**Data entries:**
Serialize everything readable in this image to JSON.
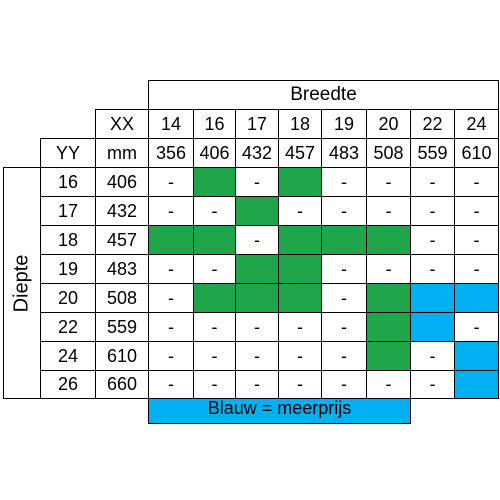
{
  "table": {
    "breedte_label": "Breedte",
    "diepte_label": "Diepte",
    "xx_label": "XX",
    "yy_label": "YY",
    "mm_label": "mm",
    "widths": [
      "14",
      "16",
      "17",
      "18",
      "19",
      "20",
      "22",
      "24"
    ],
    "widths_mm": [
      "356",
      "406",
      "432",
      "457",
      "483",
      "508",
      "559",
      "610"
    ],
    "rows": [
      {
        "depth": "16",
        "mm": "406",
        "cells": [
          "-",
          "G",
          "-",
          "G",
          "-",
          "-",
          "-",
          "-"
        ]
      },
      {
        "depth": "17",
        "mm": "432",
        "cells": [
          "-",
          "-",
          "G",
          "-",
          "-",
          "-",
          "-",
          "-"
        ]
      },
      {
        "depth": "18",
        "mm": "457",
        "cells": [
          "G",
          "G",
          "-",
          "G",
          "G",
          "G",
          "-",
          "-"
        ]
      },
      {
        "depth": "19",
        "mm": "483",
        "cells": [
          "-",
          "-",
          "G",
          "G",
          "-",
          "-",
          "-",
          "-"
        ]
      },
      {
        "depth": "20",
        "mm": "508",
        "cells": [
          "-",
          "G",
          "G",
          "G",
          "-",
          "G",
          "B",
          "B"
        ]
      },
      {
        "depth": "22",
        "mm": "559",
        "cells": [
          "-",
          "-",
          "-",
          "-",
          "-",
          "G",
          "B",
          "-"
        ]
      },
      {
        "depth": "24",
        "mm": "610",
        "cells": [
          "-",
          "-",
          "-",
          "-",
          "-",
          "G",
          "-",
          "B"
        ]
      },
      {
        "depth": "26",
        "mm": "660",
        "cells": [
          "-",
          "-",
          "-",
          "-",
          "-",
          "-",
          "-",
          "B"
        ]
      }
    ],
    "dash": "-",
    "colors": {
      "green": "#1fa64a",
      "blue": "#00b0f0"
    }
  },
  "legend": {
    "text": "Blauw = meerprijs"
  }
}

* * *

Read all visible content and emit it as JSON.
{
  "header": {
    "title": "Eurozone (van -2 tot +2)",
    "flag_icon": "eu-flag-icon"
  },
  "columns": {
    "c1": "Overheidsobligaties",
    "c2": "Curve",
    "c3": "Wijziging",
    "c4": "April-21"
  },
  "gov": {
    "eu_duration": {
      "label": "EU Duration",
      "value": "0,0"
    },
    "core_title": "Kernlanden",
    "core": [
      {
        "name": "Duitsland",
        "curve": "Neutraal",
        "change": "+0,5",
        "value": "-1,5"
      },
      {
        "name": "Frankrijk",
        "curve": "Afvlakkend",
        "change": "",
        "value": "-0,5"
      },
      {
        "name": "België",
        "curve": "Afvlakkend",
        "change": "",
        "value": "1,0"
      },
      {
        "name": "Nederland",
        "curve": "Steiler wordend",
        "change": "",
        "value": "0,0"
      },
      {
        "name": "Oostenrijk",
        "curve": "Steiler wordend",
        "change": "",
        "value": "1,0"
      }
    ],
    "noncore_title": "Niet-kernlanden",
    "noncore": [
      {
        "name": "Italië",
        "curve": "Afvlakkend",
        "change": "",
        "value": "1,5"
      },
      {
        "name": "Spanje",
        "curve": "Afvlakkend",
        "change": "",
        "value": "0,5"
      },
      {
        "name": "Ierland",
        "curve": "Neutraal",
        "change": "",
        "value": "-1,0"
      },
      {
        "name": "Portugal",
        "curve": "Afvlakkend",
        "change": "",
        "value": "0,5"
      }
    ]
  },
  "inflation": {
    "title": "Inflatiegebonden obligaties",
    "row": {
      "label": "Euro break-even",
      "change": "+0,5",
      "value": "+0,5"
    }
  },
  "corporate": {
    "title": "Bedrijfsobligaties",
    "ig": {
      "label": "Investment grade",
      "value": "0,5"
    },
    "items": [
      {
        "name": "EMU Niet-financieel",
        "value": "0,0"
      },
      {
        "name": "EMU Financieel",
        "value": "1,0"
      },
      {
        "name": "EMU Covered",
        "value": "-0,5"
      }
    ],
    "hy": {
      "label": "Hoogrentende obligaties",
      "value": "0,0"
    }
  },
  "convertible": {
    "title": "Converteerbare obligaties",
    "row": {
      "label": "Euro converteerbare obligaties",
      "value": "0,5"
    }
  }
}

==

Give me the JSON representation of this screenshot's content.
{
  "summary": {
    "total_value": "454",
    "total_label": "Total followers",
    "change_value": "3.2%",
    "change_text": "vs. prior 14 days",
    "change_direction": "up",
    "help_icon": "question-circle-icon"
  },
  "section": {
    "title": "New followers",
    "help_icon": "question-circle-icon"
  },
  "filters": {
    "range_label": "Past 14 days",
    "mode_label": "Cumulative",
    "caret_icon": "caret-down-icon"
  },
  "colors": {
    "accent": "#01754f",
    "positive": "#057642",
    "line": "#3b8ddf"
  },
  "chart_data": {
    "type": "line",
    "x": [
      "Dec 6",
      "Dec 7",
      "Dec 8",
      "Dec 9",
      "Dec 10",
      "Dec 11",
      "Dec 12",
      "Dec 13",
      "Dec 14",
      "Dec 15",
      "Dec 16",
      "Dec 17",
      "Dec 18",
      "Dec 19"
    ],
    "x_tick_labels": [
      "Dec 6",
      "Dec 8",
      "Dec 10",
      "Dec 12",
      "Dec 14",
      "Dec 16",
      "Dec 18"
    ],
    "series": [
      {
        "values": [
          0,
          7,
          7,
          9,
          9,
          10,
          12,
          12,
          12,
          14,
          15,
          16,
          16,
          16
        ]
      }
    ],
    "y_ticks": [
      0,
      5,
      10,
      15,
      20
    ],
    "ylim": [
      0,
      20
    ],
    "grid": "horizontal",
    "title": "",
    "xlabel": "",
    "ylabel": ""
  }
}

**GIVEN TASK:** On how many lines does the word "Niet" appear? Answer with only the number.

**WORKED ANSWER:** 2